> [GIVEN DATA]:
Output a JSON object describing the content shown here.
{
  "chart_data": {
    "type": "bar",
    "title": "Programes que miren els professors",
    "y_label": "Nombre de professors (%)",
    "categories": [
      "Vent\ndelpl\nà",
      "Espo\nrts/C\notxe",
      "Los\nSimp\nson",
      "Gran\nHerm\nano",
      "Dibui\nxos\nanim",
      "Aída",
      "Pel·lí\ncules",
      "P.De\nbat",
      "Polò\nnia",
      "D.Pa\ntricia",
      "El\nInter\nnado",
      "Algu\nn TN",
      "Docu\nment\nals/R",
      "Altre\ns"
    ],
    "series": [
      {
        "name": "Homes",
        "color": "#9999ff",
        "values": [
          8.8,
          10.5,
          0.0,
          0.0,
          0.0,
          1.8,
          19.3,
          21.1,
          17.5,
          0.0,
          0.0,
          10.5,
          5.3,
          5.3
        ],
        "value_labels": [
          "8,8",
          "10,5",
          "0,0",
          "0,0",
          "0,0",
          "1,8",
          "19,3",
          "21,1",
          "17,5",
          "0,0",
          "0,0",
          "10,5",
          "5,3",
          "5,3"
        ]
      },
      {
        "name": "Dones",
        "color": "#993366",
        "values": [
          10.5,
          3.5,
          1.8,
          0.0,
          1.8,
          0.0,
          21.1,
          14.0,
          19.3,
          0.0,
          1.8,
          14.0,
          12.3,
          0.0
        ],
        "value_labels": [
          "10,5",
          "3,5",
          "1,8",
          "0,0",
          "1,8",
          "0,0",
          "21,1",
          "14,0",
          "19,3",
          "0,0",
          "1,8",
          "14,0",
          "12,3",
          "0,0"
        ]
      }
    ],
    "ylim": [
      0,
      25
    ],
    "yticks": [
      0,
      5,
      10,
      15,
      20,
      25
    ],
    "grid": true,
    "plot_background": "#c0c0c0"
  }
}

> [WHAT YOU ARE ASKED TO DO]: Scan the data for the word "professors" and copy every line where it shows up.

> [WRITTEN SOLUTION]:
    "title": "Programes que miren els professors",
    "y_label": "Nombre de professors (%)",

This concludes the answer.